Records provided:
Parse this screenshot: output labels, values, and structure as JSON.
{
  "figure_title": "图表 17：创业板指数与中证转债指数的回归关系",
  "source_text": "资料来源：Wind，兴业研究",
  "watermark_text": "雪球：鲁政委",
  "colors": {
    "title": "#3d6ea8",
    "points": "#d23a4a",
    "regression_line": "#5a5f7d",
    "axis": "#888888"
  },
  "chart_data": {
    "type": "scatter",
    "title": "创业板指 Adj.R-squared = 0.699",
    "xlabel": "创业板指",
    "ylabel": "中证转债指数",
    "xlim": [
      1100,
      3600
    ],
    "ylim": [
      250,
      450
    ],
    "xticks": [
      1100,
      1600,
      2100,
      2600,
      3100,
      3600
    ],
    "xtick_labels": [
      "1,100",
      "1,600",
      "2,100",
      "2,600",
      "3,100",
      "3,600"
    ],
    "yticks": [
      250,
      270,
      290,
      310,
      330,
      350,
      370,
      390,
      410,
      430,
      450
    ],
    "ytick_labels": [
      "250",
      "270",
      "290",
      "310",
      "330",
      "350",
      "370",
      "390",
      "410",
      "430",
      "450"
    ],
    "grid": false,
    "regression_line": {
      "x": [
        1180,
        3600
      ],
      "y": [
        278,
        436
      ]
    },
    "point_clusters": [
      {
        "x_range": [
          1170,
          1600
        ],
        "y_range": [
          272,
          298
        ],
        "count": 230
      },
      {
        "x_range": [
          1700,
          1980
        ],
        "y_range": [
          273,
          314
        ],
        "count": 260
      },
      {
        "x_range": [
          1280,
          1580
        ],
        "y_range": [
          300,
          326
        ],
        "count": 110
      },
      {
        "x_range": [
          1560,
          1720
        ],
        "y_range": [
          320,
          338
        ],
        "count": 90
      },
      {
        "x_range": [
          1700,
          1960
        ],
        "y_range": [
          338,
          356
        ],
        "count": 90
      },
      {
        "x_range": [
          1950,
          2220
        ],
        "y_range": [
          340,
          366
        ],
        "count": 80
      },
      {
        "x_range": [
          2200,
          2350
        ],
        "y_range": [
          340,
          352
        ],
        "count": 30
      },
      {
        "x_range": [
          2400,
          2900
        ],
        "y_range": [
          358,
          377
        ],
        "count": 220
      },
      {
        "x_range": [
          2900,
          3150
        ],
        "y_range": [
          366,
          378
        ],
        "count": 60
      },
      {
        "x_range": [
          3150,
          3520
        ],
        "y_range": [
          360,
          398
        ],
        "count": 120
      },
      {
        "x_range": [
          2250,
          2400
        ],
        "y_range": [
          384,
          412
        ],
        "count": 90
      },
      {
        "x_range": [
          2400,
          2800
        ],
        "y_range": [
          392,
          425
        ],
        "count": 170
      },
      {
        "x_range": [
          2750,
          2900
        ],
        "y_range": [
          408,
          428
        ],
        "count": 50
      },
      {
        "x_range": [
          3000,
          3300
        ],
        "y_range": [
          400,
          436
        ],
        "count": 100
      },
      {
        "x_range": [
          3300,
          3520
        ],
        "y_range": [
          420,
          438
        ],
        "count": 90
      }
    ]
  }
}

Instruction:
All of the entries should be written out again exactly.

Response to this exercise:
Parse this screenshot: output labels, values, and structure as JSON.
{
  "figure_title": "图表 17：创业板指数与中证转债指数的回归关系",
  "source_text": "资料来源：Wind，兴业研究",
  "watermark_text": "雪球：鲁政委",
  "colors": {
    "title": "#3d6ea8",
    "points": "#d23a4a",
    "regression_line": "#5a5f7d",
    "axis": "#888888"
  },
  "chart_data": {
    "type": "scatter",
    "title": "创业板指 Adj.R-squared = 0.699",
    "xlabel": "创业板指",
    "ylabel": "中证转债指数",
    "xlim": [
      1100,
      3600
    ],
    "ylim": [
      250,
      450
    ],
    "xticks": [
      1100,
      1600,
      2100,
      2600,
      3100,
      3600
    ],
    "xtick_labels": [
      "1,100",
      "1,600",
      "2,100",
      "2,600",
      "3,100",
      "3,600"
    ],
    "yticks": [
      250,
      270,
      290,
      310,
      330,
      350,
      370,
      390,
      410,
      430,
      450
    ],
    "ytick_labels": [
      "250",
      "270",
      "290",
      "310",
      "330",
      "350",
      "370",
      "390",
      "410",
      "430",
      "450"
    ],
    "grid": false,
    "regression_line": {
      "x": [
        1180,
        3600
      ],
      "y": [
        278,
        436
      ]
    },
    "point_clusters": [
      {
        "x_range": [
          1170,
          1600
        ],
        "y_range": [
          272,
          298
        ],
        "count": 230
      },
      {
        "x_range": [
          1700,
          1980
        ],
        "y_range": [
          273,
          314
        ],
        "count": 260
      },
      {
        "x_range": [
          1280,
          1580
        ],
        "y_range": [
          300,
          326
        ],
        "count": 110
      },
      {
        "x_range": [
          1560,
          1720
        ],
        "y_range": [
          320,
          338
        ],
        "count": 90
      },
      {
        "x_range": [
          1700,
          1960
        ],
        "y_range": [
          338,
          356
        ],
        "count": 90
      },
      {
        "x_range": [
          1950,
          2220
        ],
        "y_range": [
          340,
          366
        ],
        "count": 80
      },
      {
        "x_range": [
          2200,
          2350
        ],
        "y_range": [
          340,
          352
        ],
        "count": 30
      },
      {
        "x_range": [
          2400,
          2900
        ],
        "y_range": [
          358,
          377
        ],
        "count": 220
      },
      {
        "x_range": [
          2900,
          3150
        ],
        "y_range": [
          366,
          378
        ],
        "count": 60
      },
      {
        "x_range": [
          3150,
          3520
        ],
        "y_range": [
          360,
          398
        ],
        "count": 120
      },
      {
        "x_range": [
          2250,
          2400
        ],
        "y_range": [
          384,
          412
        ],
        "count": 90
      },
      {
        "x_range": [
          2400,
          2800
        ],
        "y_range": [
          392,
          425
        ],
        "count": 170
      },
      {
        "x_range": [
          2750,
          2900
        ],
        "y_range": [
          408,
          428
        ],
        "count": 50
      },
      {
        "x_range": [
          3000,
          3300
        ],
        "y_range": [
          400,
          436
        ],
        "count": 100
      },
      {
        "x_range": [
          3300,
          3520
        ],
        "y_range": [
          420,
          438
        ],
        "count": 90
      }
    ]
  }
}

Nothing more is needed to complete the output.